------ Supplied material

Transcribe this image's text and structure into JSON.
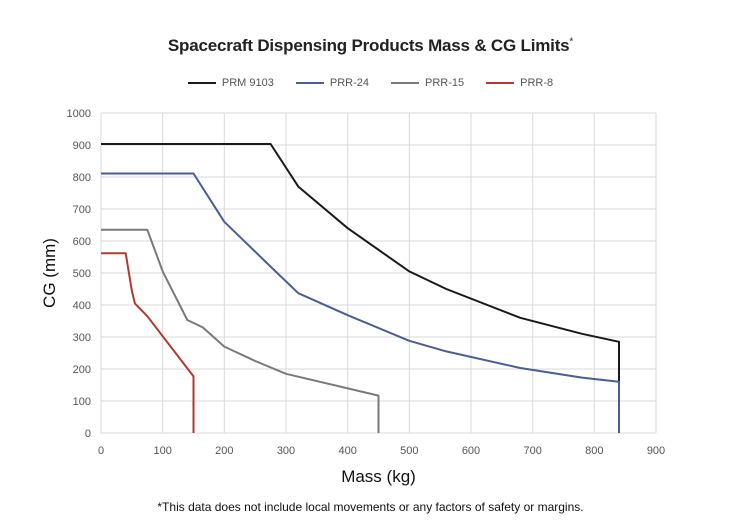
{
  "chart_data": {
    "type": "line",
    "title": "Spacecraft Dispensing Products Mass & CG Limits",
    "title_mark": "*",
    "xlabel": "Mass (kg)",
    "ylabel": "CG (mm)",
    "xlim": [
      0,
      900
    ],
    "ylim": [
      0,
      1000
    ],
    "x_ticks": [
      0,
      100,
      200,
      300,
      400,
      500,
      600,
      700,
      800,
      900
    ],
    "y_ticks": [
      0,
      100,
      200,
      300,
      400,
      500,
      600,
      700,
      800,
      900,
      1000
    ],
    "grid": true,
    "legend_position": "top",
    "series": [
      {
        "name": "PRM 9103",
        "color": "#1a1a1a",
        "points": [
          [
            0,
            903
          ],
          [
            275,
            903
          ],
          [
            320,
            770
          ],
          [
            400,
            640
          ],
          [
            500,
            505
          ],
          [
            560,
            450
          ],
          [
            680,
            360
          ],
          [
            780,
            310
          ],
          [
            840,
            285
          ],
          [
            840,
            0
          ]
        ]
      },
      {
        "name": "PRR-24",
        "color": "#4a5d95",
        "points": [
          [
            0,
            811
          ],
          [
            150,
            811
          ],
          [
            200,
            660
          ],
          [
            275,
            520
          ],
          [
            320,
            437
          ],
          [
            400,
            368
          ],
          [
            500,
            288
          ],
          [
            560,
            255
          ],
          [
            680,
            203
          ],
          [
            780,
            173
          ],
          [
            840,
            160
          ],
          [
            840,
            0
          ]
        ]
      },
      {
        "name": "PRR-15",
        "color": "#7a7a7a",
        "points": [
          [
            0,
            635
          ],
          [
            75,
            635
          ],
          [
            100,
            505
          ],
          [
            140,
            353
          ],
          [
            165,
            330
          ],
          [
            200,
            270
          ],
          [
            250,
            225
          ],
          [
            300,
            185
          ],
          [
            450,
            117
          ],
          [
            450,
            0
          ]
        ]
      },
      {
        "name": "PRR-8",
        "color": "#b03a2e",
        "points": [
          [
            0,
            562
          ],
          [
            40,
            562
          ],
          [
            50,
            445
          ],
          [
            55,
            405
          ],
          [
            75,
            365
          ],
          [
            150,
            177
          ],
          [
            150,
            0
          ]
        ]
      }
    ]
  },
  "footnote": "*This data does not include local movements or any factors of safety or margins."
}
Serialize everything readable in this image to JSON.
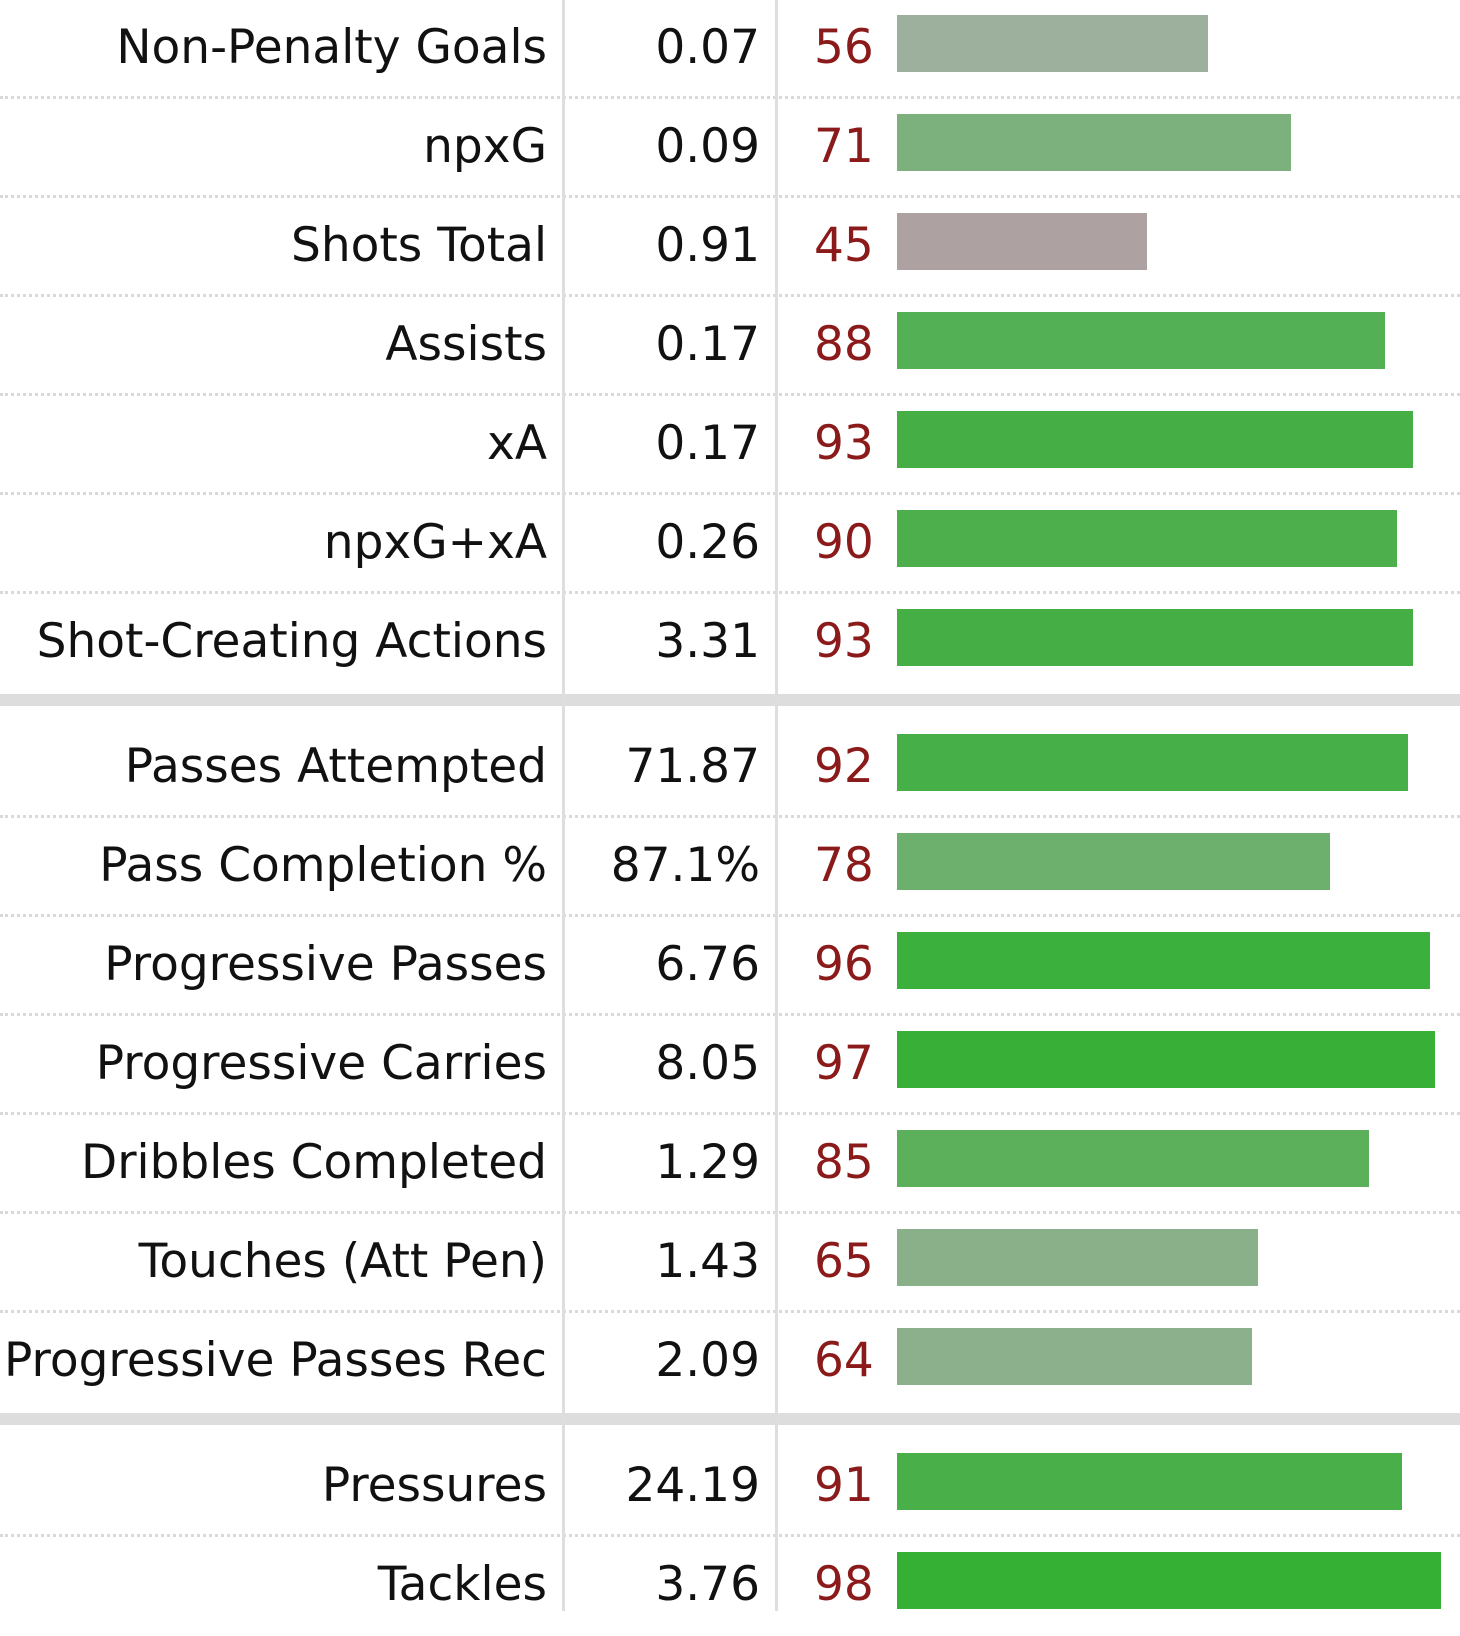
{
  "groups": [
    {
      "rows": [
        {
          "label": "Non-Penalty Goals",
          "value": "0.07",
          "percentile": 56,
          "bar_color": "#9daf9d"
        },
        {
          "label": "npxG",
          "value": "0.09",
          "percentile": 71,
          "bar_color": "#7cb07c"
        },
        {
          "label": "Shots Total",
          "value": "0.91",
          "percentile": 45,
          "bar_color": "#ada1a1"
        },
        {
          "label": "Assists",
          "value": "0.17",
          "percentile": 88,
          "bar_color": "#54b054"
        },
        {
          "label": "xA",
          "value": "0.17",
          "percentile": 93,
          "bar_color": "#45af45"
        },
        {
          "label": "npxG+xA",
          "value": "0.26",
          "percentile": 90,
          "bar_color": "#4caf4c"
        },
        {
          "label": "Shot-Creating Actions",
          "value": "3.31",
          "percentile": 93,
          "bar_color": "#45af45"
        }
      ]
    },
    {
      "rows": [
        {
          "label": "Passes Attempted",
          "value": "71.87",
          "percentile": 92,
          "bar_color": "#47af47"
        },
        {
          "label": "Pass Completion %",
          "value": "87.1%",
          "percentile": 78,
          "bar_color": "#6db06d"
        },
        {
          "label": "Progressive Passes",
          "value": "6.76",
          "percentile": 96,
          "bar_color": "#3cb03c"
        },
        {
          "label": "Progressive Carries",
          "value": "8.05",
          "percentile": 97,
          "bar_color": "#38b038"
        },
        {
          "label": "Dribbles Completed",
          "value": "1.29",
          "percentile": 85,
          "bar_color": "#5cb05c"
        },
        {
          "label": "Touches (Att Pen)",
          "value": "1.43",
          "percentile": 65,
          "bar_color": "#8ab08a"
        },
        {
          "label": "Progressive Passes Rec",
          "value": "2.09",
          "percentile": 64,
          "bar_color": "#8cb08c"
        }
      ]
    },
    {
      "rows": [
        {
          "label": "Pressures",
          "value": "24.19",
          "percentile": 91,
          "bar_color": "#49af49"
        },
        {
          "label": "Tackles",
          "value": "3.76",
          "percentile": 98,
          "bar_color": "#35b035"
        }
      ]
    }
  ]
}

------------
------ Supplied material

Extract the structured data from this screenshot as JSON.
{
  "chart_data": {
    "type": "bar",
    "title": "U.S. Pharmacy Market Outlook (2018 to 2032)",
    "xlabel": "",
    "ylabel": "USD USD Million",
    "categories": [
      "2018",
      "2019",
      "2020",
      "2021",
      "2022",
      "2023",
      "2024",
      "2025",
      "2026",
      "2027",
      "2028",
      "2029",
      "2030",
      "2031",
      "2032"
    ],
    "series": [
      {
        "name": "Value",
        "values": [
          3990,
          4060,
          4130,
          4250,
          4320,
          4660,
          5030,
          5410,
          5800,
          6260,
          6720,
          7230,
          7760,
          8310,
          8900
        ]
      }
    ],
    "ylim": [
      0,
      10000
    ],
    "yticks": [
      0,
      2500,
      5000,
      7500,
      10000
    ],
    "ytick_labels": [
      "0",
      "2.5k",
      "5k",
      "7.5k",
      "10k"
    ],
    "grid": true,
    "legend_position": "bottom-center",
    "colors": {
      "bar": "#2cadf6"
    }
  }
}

------------

(Work to do) How many of the listing's lines contain "Progressive"? Respond with a single number and nothing else.

(Output of the exercise) 3